## OBJECTIVE
Check each line of the listing below for the word "Distance" and say how many lines have it. Nothing else should be written.

[Dataset excerpt]
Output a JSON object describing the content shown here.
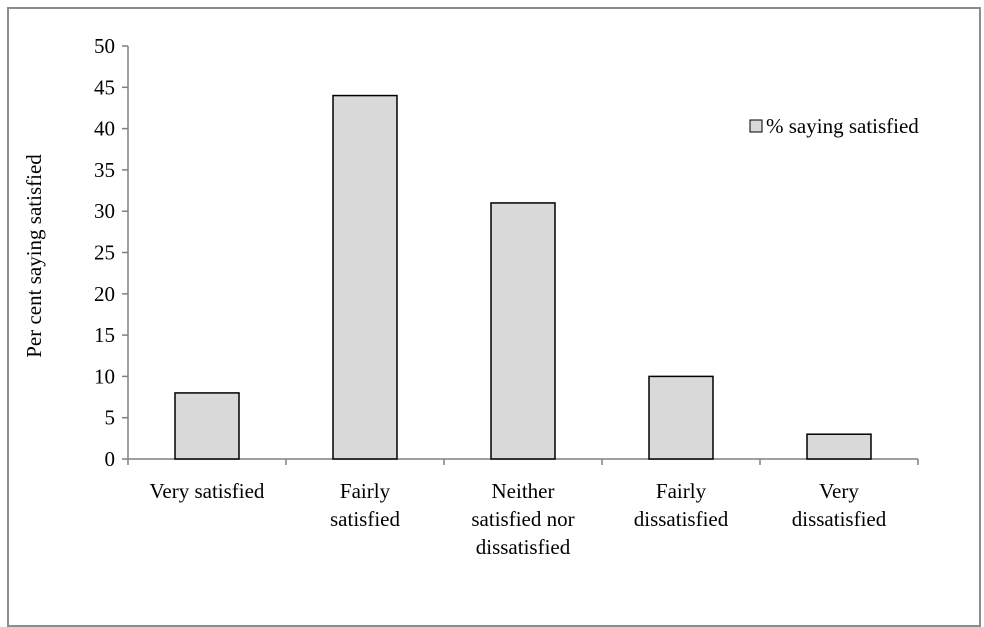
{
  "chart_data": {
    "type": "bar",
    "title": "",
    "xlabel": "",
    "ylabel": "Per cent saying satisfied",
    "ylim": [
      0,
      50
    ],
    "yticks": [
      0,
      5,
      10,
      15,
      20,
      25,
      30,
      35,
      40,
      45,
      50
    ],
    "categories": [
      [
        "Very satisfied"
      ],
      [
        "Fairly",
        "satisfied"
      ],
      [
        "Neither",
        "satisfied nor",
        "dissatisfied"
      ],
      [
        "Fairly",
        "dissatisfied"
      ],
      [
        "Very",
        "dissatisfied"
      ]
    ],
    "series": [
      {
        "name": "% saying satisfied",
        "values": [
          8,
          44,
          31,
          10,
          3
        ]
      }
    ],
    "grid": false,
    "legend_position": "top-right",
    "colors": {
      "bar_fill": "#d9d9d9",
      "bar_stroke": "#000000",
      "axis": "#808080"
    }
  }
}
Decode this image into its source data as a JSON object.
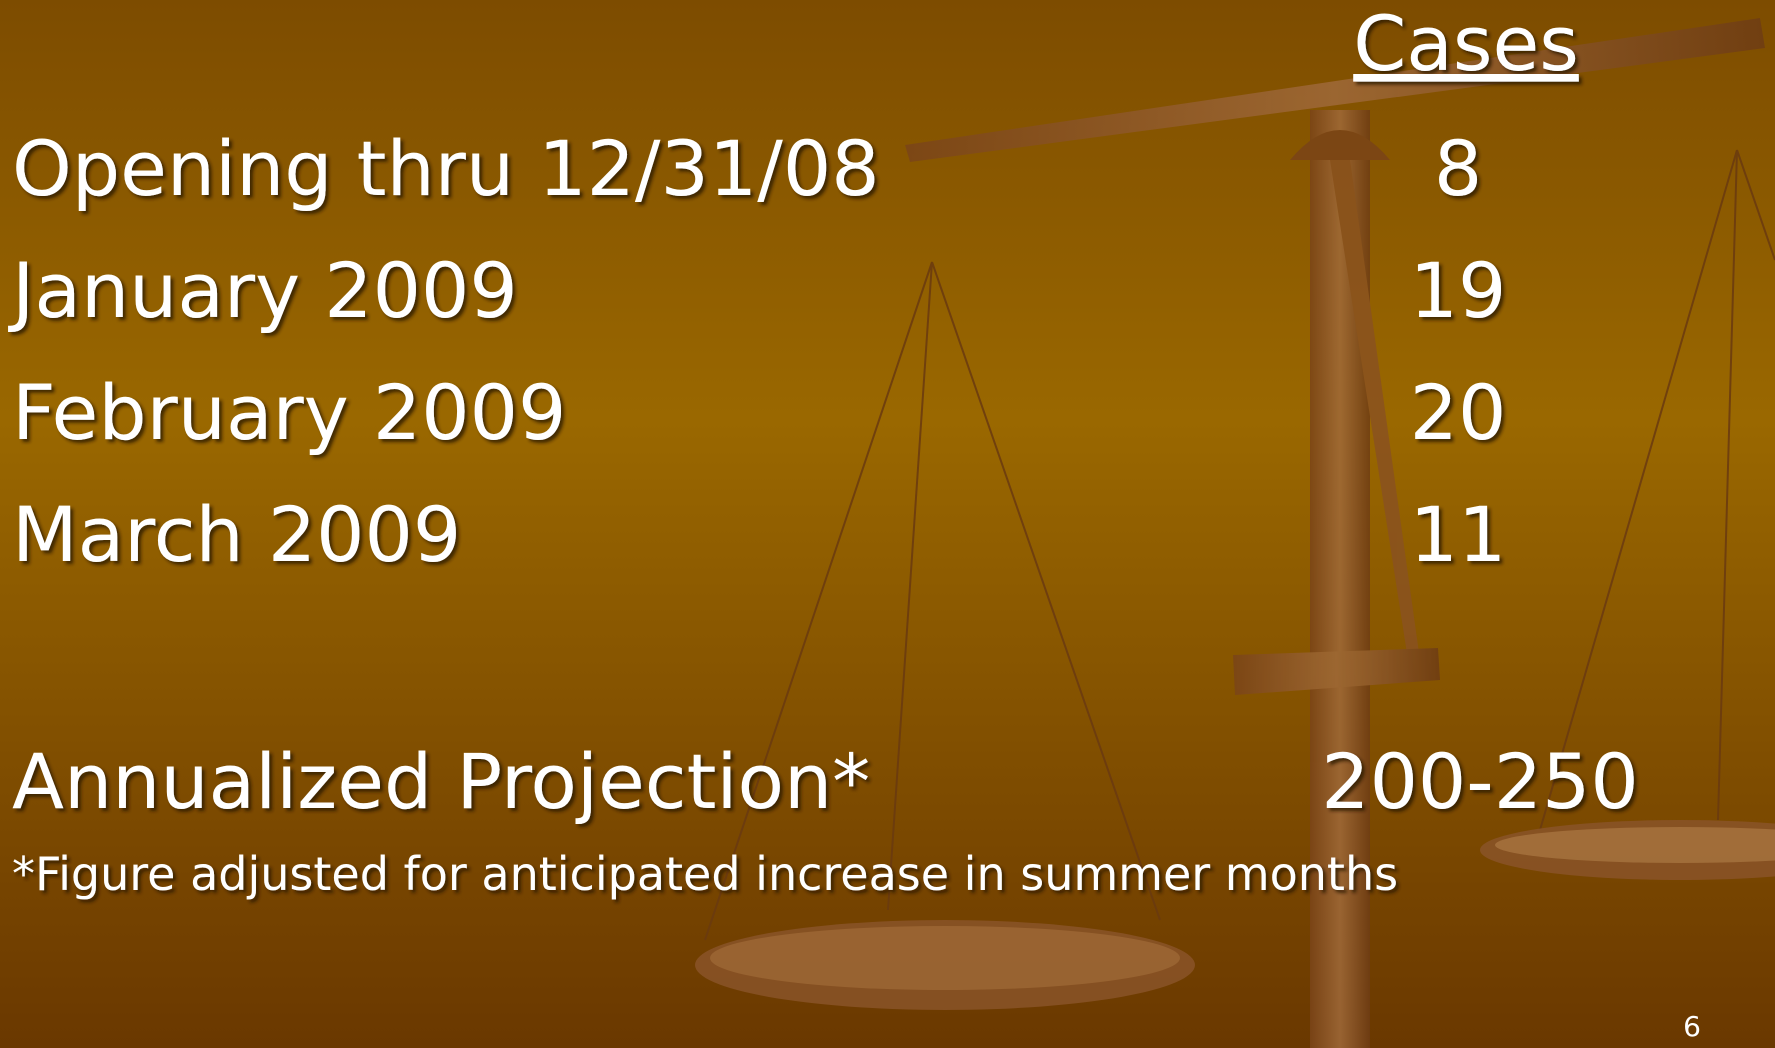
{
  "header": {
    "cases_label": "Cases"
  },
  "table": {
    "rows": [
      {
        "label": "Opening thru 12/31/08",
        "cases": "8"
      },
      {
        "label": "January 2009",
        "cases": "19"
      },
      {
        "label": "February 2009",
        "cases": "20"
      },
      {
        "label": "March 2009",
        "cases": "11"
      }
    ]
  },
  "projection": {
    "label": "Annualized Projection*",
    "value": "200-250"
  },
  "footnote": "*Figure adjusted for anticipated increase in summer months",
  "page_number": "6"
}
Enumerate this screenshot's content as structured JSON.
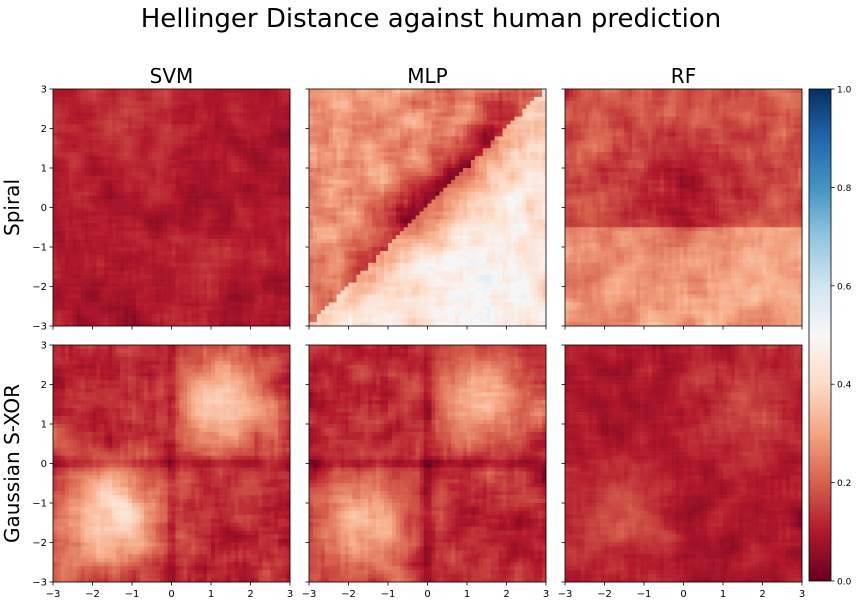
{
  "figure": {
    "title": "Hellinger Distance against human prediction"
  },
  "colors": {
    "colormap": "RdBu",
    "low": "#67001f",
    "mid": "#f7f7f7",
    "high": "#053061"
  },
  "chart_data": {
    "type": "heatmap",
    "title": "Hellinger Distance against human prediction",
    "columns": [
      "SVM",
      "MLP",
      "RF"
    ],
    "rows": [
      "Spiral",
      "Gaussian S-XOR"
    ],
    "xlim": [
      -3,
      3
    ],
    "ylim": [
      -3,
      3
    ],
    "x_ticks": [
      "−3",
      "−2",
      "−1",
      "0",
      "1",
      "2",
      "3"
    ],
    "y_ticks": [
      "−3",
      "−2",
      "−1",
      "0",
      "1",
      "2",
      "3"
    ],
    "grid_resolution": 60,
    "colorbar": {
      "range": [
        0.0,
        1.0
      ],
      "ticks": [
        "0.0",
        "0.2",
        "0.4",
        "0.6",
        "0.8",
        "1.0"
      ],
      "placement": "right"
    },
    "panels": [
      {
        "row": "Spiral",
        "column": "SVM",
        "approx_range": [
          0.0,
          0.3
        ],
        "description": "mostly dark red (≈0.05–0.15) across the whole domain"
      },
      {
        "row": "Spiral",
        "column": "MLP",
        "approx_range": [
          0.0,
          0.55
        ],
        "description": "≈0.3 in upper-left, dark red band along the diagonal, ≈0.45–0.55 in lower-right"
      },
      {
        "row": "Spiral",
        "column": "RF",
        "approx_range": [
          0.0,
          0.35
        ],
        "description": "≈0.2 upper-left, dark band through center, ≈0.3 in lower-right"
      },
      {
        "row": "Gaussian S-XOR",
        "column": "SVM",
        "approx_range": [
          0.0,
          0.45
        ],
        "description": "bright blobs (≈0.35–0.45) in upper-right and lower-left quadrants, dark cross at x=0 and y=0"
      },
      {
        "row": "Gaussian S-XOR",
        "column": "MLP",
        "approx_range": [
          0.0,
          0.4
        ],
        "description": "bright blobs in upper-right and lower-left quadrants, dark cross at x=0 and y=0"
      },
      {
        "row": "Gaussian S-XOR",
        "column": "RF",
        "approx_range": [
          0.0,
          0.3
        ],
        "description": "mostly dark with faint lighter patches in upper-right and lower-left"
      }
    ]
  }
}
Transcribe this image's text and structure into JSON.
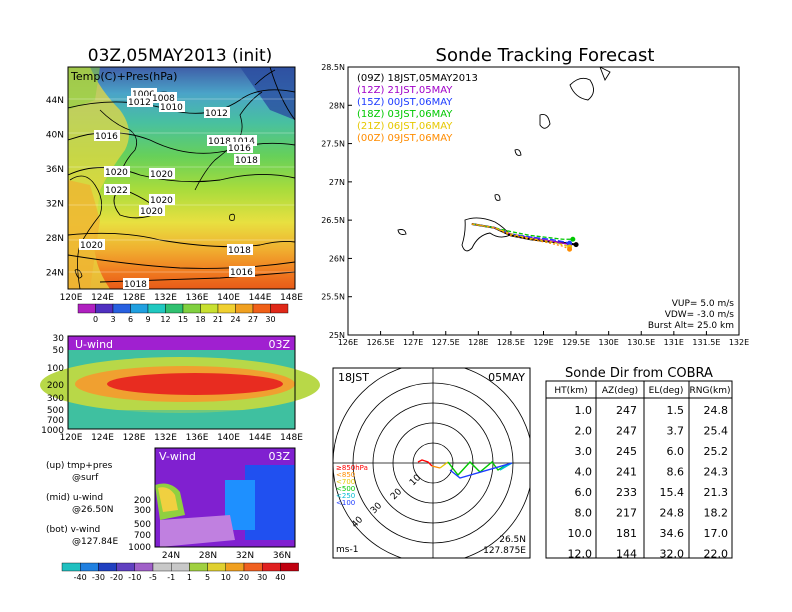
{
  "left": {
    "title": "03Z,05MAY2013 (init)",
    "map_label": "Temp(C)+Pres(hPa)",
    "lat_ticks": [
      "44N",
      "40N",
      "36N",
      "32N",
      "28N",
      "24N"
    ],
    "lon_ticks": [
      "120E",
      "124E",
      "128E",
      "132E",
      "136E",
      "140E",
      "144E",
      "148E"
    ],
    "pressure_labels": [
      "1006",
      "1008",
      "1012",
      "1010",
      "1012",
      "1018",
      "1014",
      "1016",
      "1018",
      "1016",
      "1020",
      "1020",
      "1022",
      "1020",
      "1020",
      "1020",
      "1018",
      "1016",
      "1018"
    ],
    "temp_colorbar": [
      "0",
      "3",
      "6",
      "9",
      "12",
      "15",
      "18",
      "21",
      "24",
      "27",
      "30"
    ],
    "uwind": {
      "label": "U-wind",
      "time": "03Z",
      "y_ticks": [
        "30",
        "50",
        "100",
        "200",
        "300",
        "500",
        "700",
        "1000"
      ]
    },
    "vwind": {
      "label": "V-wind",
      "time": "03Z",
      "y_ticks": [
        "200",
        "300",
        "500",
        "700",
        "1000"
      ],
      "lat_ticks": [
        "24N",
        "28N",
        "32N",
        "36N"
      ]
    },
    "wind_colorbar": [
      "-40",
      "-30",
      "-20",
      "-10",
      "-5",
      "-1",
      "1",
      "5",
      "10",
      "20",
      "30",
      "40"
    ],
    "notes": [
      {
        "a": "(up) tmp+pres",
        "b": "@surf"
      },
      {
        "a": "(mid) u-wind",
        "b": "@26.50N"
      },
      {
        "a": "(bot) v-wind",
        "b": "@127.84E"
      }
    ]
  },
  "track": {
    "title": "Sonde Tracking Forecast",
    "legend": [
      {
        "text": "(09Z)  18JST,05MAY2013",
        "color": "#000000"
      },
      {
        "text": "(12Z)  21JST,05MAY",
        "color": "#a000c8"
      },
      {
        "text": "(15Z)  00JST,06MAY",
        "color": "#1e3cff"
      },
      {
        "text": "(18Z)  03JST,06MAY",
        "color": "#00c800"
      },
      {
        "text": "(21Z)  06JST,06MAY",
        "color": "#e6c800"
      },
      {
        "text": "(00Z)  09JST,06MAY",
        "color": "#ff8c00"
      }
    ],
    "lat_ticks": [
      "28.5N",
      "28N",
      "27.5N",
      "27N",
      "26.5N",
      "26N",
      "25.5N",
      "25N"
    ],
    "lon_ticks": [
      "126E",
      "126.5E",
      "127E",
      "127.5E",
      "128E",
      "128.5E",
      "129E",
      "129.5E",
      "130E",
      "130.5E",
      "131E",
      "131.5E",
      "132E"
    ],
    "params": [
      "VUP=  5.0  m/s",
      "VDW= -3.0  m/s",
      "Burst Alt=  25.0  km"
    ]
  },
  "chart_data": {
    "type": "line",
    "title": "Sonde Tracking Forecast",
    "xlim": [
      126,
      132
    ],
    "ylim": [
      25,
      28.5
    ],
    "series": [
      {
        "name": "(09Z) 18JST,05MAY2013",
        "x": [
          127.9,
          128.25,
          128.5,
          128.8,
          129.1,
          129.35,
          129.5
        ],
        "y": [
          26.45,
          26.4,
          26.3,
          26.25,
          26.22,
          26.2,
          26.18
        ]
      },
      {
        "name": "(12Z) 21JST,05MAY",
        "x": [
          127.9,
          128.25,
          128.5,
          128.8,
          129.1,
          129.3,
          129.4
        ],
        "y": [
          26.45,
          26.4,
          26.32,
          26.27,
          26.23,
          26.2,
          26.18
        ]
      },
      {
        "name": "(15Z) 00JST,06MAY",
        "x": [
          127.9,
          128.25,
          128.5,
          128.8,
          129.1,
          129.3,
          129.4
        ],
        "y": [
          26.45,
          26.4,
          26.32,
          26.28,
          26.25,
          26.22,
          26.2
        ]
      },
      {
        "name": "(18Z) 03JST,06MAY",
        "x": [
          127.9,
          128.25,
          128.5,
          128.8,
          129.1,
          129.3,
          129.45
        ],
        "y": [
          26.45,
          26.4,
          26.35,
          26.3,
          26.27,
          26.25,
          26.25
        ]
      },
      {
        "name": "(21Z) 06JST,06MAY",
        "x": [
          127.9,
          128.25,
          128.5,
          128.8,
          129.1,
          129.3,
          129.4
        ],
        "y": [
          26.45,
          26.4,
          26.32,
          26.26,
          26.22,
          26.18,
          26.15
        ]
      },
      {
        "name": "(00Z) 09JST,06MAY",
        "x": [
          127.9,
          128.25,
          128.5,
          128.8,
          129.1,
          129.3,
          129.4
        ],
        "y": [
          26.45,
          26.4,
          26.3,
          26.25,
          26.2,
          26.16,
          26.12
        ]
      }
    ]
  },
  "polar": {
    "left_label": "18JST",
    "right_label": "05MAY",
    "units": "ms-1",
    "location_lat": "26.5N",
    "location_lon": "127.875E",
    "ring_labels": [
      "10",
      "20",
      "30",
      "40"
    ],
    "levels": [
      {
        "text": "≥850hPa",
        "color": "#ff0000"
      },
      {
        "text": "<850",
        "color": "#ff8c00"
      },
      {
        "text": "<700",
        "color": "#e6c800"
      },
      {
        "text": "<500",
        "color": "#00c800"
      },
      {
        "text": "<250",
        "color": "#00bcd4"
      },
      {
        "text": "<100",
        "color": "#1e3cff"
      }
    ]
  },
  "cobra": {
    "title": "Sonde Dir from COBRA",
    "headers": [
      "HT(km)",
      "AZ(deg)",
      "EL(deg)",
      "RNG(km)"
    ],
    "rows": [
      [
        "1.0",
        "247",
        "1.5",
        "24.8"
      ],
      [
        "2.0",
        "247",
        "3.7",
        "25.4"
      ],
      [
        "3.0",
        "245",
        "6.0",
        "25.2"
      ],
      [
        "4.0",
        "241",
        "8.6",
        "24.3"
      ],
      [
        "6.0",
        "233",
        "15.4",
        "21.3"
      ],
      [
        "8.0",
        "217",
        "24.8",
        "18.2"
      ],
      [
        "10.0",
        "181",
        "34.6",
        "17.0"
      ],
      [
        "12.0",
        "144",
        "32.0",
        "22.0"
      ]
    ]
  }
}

## WRITTEN ANSWER
2